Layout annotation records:

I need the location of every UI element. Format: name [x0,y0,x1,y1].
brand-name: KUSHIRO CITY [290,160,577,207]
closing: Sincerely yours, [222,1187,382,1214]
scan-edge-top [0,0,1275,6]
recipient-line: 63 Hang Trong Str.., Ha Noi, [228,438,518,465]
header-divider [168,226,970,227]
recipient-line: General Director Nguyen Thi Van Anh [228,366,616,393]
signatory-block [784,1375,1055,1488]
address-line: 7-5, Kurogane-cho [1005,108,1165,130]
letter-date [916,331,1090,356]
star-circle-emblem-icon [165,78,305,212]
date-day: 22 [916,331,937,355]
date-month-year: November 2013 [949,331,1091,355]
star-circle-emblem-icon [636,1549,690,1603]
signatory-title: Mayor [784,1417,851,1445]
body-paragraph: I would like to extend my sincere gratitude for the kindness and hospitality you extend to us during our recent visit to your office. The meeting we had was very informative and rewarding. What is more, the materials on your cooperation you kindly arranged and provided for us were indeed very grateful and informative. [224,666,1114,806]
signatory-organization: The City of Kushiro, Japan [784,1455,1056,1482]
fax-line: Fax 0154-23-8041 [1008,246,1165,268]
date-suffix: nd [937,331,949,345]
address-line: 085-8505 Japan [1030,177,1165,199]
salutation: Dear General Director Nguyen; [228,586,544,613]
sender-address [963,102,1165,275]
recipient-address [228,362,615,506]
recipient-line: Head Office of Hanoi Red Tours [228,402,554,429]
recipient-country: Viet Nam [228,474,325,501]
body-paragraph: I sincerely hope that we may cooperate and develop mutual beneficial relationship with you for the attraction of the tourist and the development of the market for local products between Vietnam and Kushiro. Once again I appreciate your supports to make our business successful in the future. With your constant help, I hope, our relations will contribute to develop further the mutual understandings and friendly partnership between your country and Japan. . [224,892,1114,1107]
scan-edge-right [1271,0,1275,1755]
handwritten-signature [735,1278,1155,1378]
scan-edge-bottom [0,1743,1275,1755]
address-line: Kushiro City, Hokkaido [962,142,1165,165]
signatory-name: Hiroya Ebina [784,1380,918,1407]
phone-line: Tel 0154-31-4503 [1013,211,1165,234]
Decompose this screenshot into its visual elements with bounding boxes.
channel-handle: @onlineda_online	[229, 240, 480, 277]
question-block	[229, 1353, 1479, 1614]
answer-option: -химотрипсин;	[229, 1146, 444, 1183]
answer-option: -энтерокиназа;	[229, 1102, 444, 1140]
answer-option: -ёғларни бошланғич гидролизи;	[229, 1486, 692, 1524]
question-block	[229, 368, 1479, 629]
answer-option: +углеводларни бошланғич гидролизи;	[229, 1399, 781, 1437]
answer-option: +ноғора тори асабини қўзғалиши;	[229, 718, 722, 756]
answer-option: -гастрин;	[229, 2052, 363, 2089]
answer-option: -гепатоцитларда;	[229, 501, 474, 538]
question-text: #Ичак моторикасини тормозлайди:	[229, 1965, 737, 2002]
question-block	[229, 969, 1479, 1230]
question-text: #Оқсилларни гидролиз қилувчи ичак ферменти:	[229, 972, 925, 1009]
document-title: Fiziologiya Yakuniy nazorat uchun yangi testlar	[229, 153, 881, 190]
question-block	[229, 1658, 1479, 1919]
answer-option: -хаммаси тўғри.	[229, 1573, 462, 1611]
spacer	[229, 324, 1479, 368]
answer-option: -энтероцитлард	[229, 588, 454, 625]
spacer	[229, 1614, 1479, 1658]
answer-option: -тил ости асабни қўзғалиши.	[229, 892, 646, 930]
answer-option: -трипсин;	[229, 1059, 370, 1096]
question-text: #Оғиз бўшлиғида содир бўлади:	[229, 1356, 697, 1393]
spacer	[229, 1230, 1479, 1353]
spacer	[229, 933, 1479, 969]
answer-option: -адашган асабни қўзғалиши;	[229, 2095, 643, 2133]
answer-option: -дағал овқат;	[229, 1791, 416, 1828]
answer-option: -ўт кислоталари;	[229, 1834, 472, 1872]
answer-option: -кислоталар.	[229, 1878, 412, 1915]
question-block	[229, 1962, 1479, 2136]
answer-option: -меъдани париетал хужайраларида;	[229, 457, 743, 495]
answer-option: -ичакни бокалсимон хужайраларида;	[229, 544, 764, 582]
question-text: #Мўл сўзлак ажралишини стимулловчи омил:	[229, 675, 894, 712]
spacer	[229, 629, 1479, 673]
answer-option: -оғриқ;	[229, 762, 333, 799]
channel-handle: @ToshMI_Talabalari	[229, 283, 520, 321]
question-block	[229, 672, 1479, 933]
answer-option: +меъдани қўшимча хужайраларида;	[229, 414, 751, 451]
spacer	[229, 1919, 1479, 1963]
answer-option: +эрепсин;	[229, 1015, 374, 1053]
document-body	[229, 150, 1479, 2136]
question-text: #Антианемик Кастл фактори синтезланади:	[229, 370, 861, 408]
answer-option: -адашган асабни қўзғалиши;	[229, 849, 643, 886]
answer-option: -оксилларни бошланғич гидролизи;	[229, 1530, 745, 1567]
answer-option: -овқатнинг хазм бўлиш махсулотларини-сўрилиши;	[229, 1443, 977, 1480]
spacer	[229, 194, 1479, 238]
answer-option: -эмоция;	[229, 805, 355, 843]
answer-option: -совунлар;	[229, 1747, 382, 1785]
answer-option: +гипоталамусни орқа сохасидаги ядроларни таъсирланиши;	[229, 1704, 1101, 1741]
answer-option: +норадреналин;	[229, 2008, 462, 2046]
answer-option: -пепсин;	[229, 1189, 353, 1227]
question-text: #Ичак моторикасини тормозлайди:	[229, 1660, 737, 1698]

* [Task to carry out]: Reproduce every line from the start of the entries down to the line containing "recipient-line: 63 Hang", including both ends.

* [Response]:
I need the location of every UI element. Format: name [x0,y0,x1,y1].
brand-name: KUSHIRO CITY [290,160,577,207]
closing: Sincerely yours, [222,1187,382,1214]
scan-edge-top [0,0,1275,6]
recipient-line: 63 Hang Trong Str.., Ha Noi, [228,438,518,465]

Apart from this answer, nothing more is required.